(Dataset entries on figures)
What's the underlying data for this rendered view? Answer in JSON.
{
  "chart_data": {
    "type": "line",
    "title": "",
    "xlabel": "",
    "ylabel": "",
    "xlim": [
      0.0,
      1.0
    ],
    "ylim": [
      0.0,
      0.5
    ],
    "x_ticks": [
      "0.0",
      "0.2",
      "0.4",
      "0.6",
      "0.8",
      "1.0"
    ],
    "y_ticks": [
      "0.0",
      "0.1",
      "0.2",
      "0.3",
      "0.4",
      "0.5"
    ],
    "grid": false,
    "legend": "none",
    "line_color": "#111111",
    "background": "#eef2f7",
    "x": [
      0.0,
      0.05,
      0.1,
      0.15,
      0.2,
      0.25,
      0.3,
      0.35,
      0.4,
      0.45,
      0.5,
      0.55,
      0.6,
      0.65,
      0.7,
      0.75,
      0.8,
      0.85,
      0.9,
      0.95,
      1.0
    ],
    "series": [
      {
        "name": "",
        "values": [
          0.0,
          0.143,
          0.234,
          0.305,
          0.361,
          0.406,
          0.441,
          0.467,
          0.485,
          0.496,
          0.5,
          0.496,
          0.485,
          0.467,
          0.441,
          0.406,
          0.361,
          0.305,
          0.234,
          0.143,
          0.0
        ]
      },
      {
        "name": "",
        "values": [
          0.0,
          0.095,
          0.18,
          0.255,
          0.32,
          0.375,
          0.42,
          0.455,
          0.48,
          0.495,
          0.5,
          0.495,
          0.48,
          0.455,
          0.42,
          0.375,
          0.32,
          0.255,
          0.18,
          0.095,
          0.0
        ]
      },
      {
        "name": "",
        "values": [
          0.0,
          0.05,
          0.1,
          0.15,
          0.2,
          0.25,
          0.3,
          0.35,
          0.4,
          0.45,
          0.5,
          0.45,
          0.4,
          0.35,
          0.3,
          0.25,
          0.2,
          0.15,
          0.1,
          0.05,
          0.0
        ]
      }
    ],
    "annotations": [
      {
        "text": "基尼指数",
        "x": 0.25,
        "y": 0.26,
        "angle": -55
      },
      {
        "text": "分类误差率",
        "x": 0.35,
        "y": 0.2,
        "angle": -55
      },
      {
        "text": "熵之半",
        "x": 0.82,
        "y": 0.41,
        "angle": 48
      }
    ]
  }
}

GIVEN TASK
Each line must be given again exactly as written above.

EXERCISE RESULT
What's the underlying data for this rendered view? Answer in JSON.
{
  "chart_data": {
    "type": "line",
    "title": "",
    "xlabel": "",
    "ylabel": "",
    "xlim": [
      0.0,
      1.0
    ],
    "ylim": [
      0.0,
      0.5
    ],
    "x_ticks": [
      "0.0",
      "0.2",
      "0.4",
      "0.6",
      "0.8",
      "1.0"
    ],
    "y_ticks": [
      "0.0",
      "0.1",
      "0.2",
      "0.3",
      "0.4",
      "0.5"
    ],
    "grid": false,
    "legend": "none",
    "line_color": "#111111",
    "background": "#eef2f7",
    "x": [
      0.0,
      0.05,
      0.1,
      0.15,
      0.2,
      0.25,
      0.3,
      0.35,
      0.4,
      0.45,
      0.5,
      0.55,
      0.6,
      0.65,
      0.7,
      0.75,
      0.8,
      0.85,
      0.9,
      0.95,
      1.0
    ],
    "series": [
      {
        "name": "",
        "values": [
          0.0,
          0.143,
          0.234,
          0.305,
          0.361,
          0.406,
          0.441,
          0.467,
          0.485,
          0.496,
          0.5,
          0.496,
          0.485,
          0.467,
          0.441,
          0.406,
          0.361,
          0.305,
          0.234,
          0.143,
          0.0
        ]
      },
      {
        "name": "",
        "values": [
          0.0,
          0.095,
          0.18,
          0.255,
          0.32,
          0.375,
          0.42,
          0.455,
          0.48,
          0.495,
          0.5,
          0.495,
          0.48,
          0.455,
          0.42,
          0.375,
          0.32,
          0.255,
          0.18,
          0.095,
          0.0
        ]
      },
      {
        "name": "",
        "values": [
          0.0,
          0.05,
          0.1,
          0.15,
          0.2,
          0.25,
          0.3,
          0.35,
          0.4,
          0.45,
          0.5,
          0.45,
          0.4,
          0.35,
          0.3,
          0.25,
          0.2,
          0.15,
          0.1,
          0.05,
          0.0
        ]
      }
    ],
    "annotations": [
      {
        "text": "基尼指数",
        "x": 0.25,
        "y": 0.26,
        "angle": -55
      },
      {
        "text": "分类误差率",
        "x": 0.35,
        "y": 0.2,
        "angle": -55
      },
      {
        "text": "熵之半",
        "x": 0.82,
        "y": 0.41,
        "angle": 48
      }
    ]
  }
}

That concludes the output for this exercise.